**Saved entries**

==========

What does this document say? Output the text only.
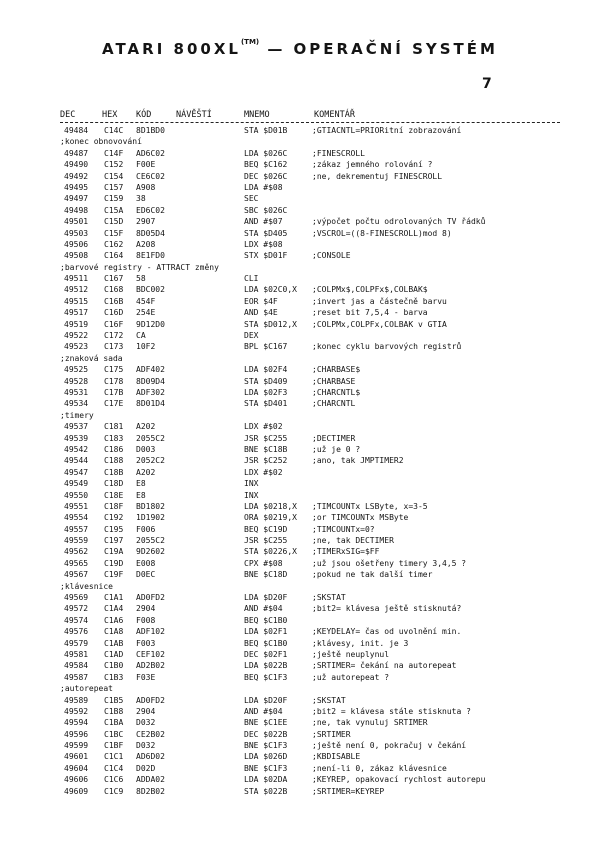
ATARI $800XL^{(TM)}$ — OPERAČNÍ SYSTÉM
7
DEC	HEX KÓD	NÁVĚŠTÍ	MNEMO	KOMENTÁŘ
49484 C14C 8D1BD0	STA $D01B	;GTIACNTL=PRIORitní zobrazování
;konec obnovování
49487 C14F AD6C02	LDA $026C	;FINESCROLL
49490 C152 F00E	BEQ $C162	;zákaz jemného rolování ?
49492 C154 CE6C02	DEC $026C	;ne, dekrementuj FINESCROLL
49495 C157 A908	LDA #$08
49497 C159 38	SEC
49498 C15A ED6C02	SBC $026C
49501 C15D 2907	AND #$07	;výpočet počtu odrolovaných TV řádků
49503 C15F 8D05D4	STA $D405	;VSCROL=((8-FINESCROLL)mod 8)
49506 C162 A208	LDX #$08
49508 C164 8E1FD0	STX $D01F	;CONSOLE
;barvové registry - ATTRACT změny
49511 C167 58	CLI
49512 C168 BDC002	LDA $02C0,X ;COLPMx$,COLPFx$,COLBAK$
49515 C16B 454F	EOR $4F	;invert jas a částečně barvu
49517 C16D 254E	AND $4E	;reset bit 7,5,4 - barva
49519 C16F 9D12D0	STA $D012,X ;COLPMx,COLPFx,COLBAK v GTIA
49522 C172 CA	DEX
49523 C173 10F2	BPL $C167	;konec cyklu barvových registrů
;znaková sada
49525 C175 ADF402	LDA $02F4	;CHARBASE$
49528 C178 8D09D4	STA $D409	;CHARBASE
49531 C17B ADF302	LDA $02F3	;CHARCNTL$
49534 C17E 8D01D4	STA $D401	;CHARCNTL
;timery
49537 C181 A202	LDX #$02
49539 C183 2055C2	JSR $C255	;DECTIMER
49542 C186 D003	BNE $C18B	;už je 0 ?
49544 C188 2052C2	JSR $C252	;ano, tak JMPTIMER2
49547 C18B A202	LDX #$02
49549 C18D E8	INX
49550 C18E E8	INX
49551 C18F BD1802	LDA $0218,X ;TIMCOUNTx LSByte, x=3-5
49554 C192 1D1902	ORA $0219,X ;or TIMCOUNTx MSByte
49557 C195 F006	BEQ $C19D	;TIMCOUNTx=0?
49559 C197 2055C2	JSR $C255	;ne, tak DECTIMER
49562 C19A 9D2602	STA $0226,X ;TIMERxSIG=$FF
49565 C19D E008	CPX #$08	;už jsou ošetřeny timery 3,4,5 ?
49567 C19F D0EC	BNE $C18D	;pokud ne tak další timer
;klávesnice
49569 C1A1 AD0FD2	LDA $D20F	;SKSTAT
49572 C1A4 2904	AND #$04	;bit2= klávesa ještě stisknutá?
49574 C1A6 F008	BEQ $C1B0
49576 C1A8 ADF102	LDA $02F1	;KEYDELAY= čas od uvolnění min.
49579 C1AB F003	BEQ $C1B0	;klávesy, init. je 3
49581 C1AD CEF102	DEC $02F1	;ještě neuplynul
49584 C1B0 AD2B02	LDA $022B	;SRTIMER= čekání na autorepeat
49587 C1B3 F03E	BEQ $C1F3	;už autorepeat ?
;autorepeat
49589 C1B5 AD0FD2	LDA $D20F	;SKSTAT
49592 C1B8 2904	AND #$04	;bit2 = klávesa stále stisknuta ?
49594 C1BA D032	BNE $C1EE	;ne, tak vynuluj SRTIMER
49596 C1BC CE2B02	DEC $022B	;SRTIMER
49599 C1BF D032	BNE $C1F3	;ještě není 0, pokračuj v čekání
49601 C1C1 AD6D02	LDA $026D	;KBDISABLE
49604 C1C4 D02D	BNE $C1F3	;není-li 0, zákaz klávesnice
49606 C1C6 ADDA02	LDA $02DA	;KEYREP, opakovací rychlost autorepu
49609 C1C9 8D2B02	STA $022B	;SRTIMER=KEYREP
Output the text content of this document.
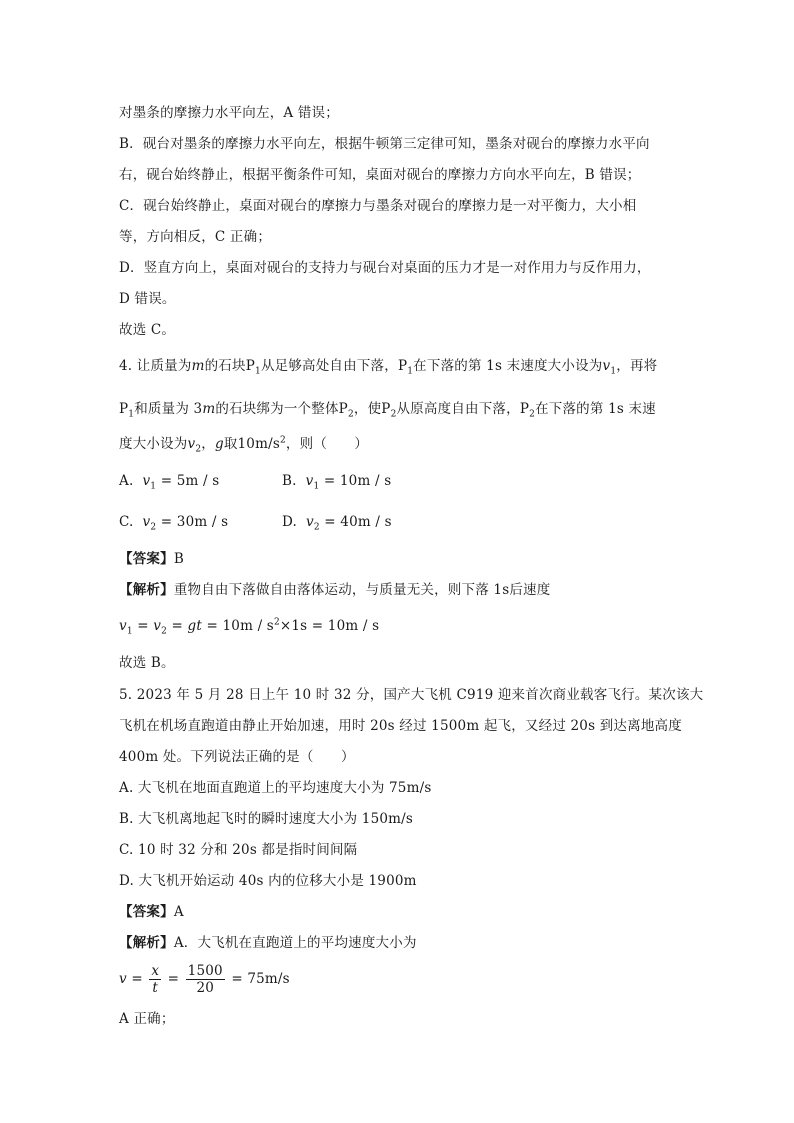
对墨条的摩擦力水平向左，A 错误；
B．砚台对墨条的摩擦力水平向左，根据牛顿第三定律可知，墨条对砚台的摩擦力水平向
右，砚台始终静止，根据平衡条件可知，桌面对砚台的摩擦力方向水平向左，B 错误；
C．砚台始终静止，桌面对砚台的摩擦力与墨条对砚台的摩擦力是一对平衡力，大小相
等，方向相反，C 正确；
D．竖直方向上，桌面对砚台的支持力与砚台对桌面的压力才是一对作用力与反作用力，
D 错误。
故选 C。
4. 让质量为m的石块$P_1$从足够高处自由下落，$P_1$在下落的第 1s 末速度大小设为$v_1$，再将
$P_1$和质量为 3m的石块绑为一个整体$P_2$，使$P_2$从原高度自由下落，$P_2$在下落的第 1s 末速
度大小设为$v_2$，g取$10m/s^2$，则（　　）
A. $v_1 = 5m / s$	B. $v_1 = 10m / s$
C. $v_2 = 30m / s$	D. $v_2 = 40m / s$
【答案】B
【解析】重物自由下落做自由落体运动，与质量无关，则下落 1s后速度
$v_1 = v_2$ = gt = $10m / s^2\times 1s = 10m / s$
故选 B。
5. 2023 年 5 月 28 日上午 10 时 32 分，国产大飞机 C919 迎来首次商业载客飞行。某次该大
飞机在机场直跑道由静止开始加速，用时 20s 经过 1500m 起飞，又经过 20s 到达离地高度
400m 处。下列说法正确的是（　　）
A. 大飞机在地面直跑道上的平均速度大小为 75m/s
B. 大飞机离地起飞时的瞬时速度大小为 150m/s
C. 10 时 32 分和 20s 都是指时间间隔
D. 大飞机开始运动 40s 内的位移大小是 1900m
【答案】A
【解析】A．大飞机在直跑道上的平均速度大小为
$v = \frac{x}{t} = \frac{1500}{20} = 75m/s$
A 正确；
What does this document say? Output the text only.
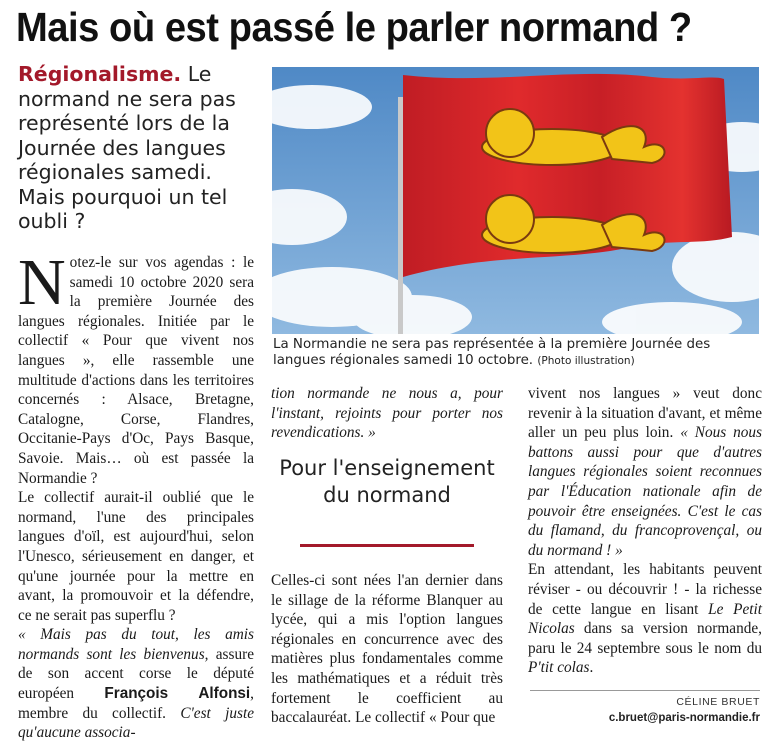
Mais où est passé le parler normand ?
Régionalisme. Le normand ne sera pas représenté lors de la Journée des langues régionales samedi. Mais pourquoi un tel oubli ?
La Normandie ne sera pas représentée à la première Journée des langues régionales samedi 10 octobre. (Photo illustration)

Notez-le sur vos agendas : le samedi 10 octobre 2020 sera la première Journée des langues régionales. Initiée par le collectif « Pour que vivent nos langues », elle rassemble une multitude d'actions dans les territoires concernés : Alsace, Bretagne, Catalogne, Corse, Flandres, Occitanie-Pays d'Oc, Pays Basque, Savoie. Mais… où est passée la Normandie ?

Le collectif aurait-il oublié que le normand, l'une des principales langues d'oïl, est aujourd'hui, selon l'Unesco, sérieusement en danger, et qu'une journée pour la mettre en avant, la promouvoir et la défendre, ce ne serait pas superflu ?

« Mais pas du tout, les amis normands sont les bienvenus, assure de son accent corse le député européen François Alfonsi, membre du collectif. C'est juste qu'aucune associa-

tion normande ne nous a, pour l'instant, rejoints pour porter nos revendications. »

Pour l'enseignement du normand

Celles-ci sont nées l'an dernier dans le sillage de la réforme Blanquer au lycée, qui a mis l'option langues régionales en concurrence avec des matières plus fondamentales comme les mathématiques et a réduit très fortement le coefficient au baccalauréat. Le collectif « Pour que

vivent nos langues » veut donc revenir à la situation d'avant, et même aller un peu plus loin. « Nous nous battons aussi pour que d'autres langues régionales soient reconnues par l'Éducation nationale afin de pouvoir être enseignées. C'est le cas du flamand, du francoprovençal, ou du normand ! »

En attendant, les habitants peuvent réviser - ou découvrir ! - la richesse de cette langue en lisant Le Petit Nicolas dans sa version normande, paru le 24 septembre sous le nom du P'tit colas.

CÉLINE BRUET
c.bruet@paris-normandie.fr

==========

**Stated exercise**
Every entry above should be duplicated exactly. Do not include the images.

**Solution to this problem**
What does this document say? Output the text only.
ATARI $800XL^{(TM)}$ — OPERAČNÍ SYSTÉM
7
DEC	HEX KÓD	NÁVĚŠTÍ	MNEMO	KOMENTÁŘ
49484 C14C 8D1BD0	STA $D01B	;GTIACNTL=PRIORitní zobrazování
;konec obnovování
49487 C14F AD6C02	LDA $026C	;FINESCROLL
49490 C152 F00E	BEQ $C162	;zákaz jemného rolování ?
49492 C154 CE6C02	DEC $026C	;ne, dekrementuj FINESCROLL
49495 C157 A908	LDA #$08
49497 C159 38	SEC
49498 C15A ED6C02	SBC $026C
49501 C15D 2907	AND #$07	;výpočet počtu odrolovaných TV řádků
49503 C15F 8D05D4	STA $D405	;VSCROL=((8-FINESCROLL)mod 8)
49506 C162 A208	LDX #$08
49508 C164 8E1FD0	STX $D01F	;CONSOLE
;barvové registry - ATTRACT změny
49511 C167 58	CLI
49512 C168 BDC002	LDA $02C0,X ;COLPMx$,COLPFx$,COLBAK$
49515 C16B 454F	EOR $4F	;invert jas a částečně barvu
49517 C16D 254E	AND $4E	;reset bit 7,5,4 - barva
49519 C16F 9D12D0	STA $D012,X ;COLPMx,COLPFx,COLBAK v GTIA
49522 C172 CA	DEX
49523 C173 10F2	BPL $C167	;konec cyklu barvových registrů
;znaková sada
49525 C175 ADF402	LDA $02F4	;CHARBASE$
49528 C178 8D09D4	STA $D409	;CHARBASE
49531 C17B ADF302	LDA $02F3	;CHARCNTL$
49534 C17E 8D01D4	STA $D401	;CHARCNTL
;timery
49537 C181 A202	LDX #$02
49539 C183 2055C2	JSR $C255	;DECTIMER
49542 C186 D003	BNE $C18B	;už je 0 ?
49544 C188 2052C2	JSR $C252	;ano, tak JMPTIMER2
49547 C18B A202	LDX #$02
49549 C18D E8	INX
49550 C18E E8	INX
49551 C18F BD1802	LDA $0218,X ;TIMCOUNTx LSByte, x=3-5
49554 C192 1D1902	ORA $0219,X ;or TIMCOUNTx MSByte
49557 C195 F006	BEQ $C19D	;TIMCOUNTx=0?
49559 C197 2055C2	JSR $C255	;ne, tak DECTIMER
49562 C19A 9D2602	STA $0226,X ;TIMERxSIG=$FF
49565 C19D E008	CPX #$08	;už jsou ošetřeny timery 3,4,5 ?
49567 C19F D0EC	BNE $C18D	;pokud ne tak další timer
;klávesnice
49569 C1A1 AD0FD2	LDA $D20F	;SKSTAT
49572 C1A4 2904	AND #$04	;bit2= klávesa ještě stisknutá?
49574 C1A6 F008	BEQ $C1B0
49576 C1A8 ADF102	LDA $02F1	;KEYDELAY= čas od uvolnění min.
49579 C1AB F003	BEQ $C1B0	;klávesy, init. je 3
49581 C1AD CEF102	DEC $02F1	;ještě neuplynul
49584 C1B0 AD2B02	LDA $022B	;SRTIMER= čekání na autorepeat
49587 C1B3 F03E	BEQ $C1F3	;už autorepeat ?
;autorepeat
49589 C1B5 AD0FD2	LDA $D20F	;SKSTAT
49592 C1B8 2904	AND #$04	;bit2 = klávesa stále stisknuta ?
49594 C1BA D032	BNE $C1EE	;ne, tak vynuluj SRTIMER
49596 C1BC CE2B02	DEC $022B	;SRTIMER
49599 C1BF D032	BNE $C1F3	;ještě není 0, pokračuj v čekání
49601 C1C1 AD6D02	LDA $026D	;KBDISABLE
49604 C1C4 D02D	BNE $C1F3	;není-li 0, zákaz klávesnice
49606 C1C6 ADDA02	LDA $02DA	;KEYREP, opakovací rychlost autorepu
49609 C1C9 8D2B02	STA $022B	;SRTIMER=KEYREP
Output the text content of this document.
对墨条的摩擦力水平向左，A 错误；
B．砚台对墨条的摩擦力水平向左，根据牛顿第三定律可知，墨条对砚台的摩擦力水平向
右，砚台始终静止，根据平衡条件可知，桌面对砚台的摩擦力方向水平向左，B 错误；
C．砚台始终静止，桌面对砚台的摩擦力与墨条对砚台的摩擦力是一对平衡力，大小相
等，方向相反，C 正确；
D．竖直方向上，桌面对砚台的支持力与砚台对桌面的压力才是一对作用力与反作用力，
D 错误。
故选 C。
4. 让质量为m的石块$P_1$从足够高处自由下落，$P_1$在下落的第 1s 末速度大小设为$v_1$，再将
$P_1$和质量为 3m的石块绑为一个整体$P_2$，使$P_2$从原高度自由下落，$P_2$在下落的第 1s 末速
度大小设为$v_2$，g取$10m/s^2$，则（　　）
A. $v_1 = 5m / s$	B. $v_1 = 10m / s$
C. $v_2 = 30m / s$	D. $v_2 = 40m / s$
【答案】B
【解析】重物自由下落做自由落体运动，与质量无关，则下落 1s后速度
$v_1 = v_2$ = gt = $10m / s^2\times 1s = 10m / s$
故选 B。
5. 2023 年 5 月 28 日上午 10 时 32 分，国产大飞机 C919 迎来首次商业载客飞行。某次该大
飞机在机场直跑道由静止开始加速，用时 20s 经过 1500m 起飞，又经过 20s 到达离地高度
400m 处。下列说法正确的是（　　）
A. 大飞机在地面直跑道上的平均速度大小为 75m/s
B. 大飞机离地起飞时的瞬时速度大小为 150m/s
C. 10 时 32 分和 20s 都是指时间间隔
D. 大飞机开始运动 40s 内的位移大小是 1900m
【答案】A
【解析】A．大飞机在直跑道上的平均速度大小为
$v = \frac{x}{t} = \frac{1500}{20} = 75m/s$
A 正确；
What does this document say? Output the text only.
Mais où est passé le parler normand ?
Régionalisme. Le normand ne sera pas représenté lors de la Journée des langues régionales samedi. Mais pourquoi un tel oubli ?
La Normandie ne sera pas représentée à la première Journée des langues régionales samedi 10 octobre. (Photo illustration)

Notez-le sur vos agendas : le samedi 10 octobre 2020 sera la première Journée des langues régionales. Initiée par le collectif « Pour que vivent nos langues », elle rassemble une multitude d'actions dans les territoires concernés : Alsace, Bretagne, Catalogne, Corse, Flandres, Occitanie-Pays d'Oc, Pays Basque, Savoie. Mais… où est passée la Normandie ?

Le collectif aurait-il oublié que le normand, l'une des principales langues d'oïl, est aujourd'hui, selon l'Unesco, sérieusement en danger, et qu'une journée pour la mettre en avant, la promouvoir et la défendre, ce ne serait pas superflu ?

« Mais pas du tout, les amis normands sont les bienvenus, assure de son accent corse le député européen François Alfonsi, membre du collectif. C'est juste qu'aucune associa-

tion normande ne nous a, pour l'instant, rejoints pour porter nos revendications. »

Pour l'enseignement du normand

Celles-ci sont nées l'an dernier dans le sillage de la réforme Blanquer au lycée, qui a mis l'option langues régionales en concurrence avec des matières plus fondamentales comme les mathématiques et a réduit très fortement le coefficient au baccalauréat. Le collectif « Pour que

vivent nos langues » veut donc revenir à la situation d'avant, et même aller un peu plus loin. « Nous nous battons aussi pour que d'autres langues régionales soient reconnues par l'Éducation nationale afin de pouvoir être enseignées. C'est le cas du flamand, du francoprovençal, ou du normand ! »

En attendant, les habitants peuvent réviser - ou découvrir ! - la richesse de cette langue en lisant Le Petit Nicolas dans sa version normande, paru le 24 septembre sous le nom du P'tit colas.

CÉLINE BRUET
c.bruet@paris-normandie.fr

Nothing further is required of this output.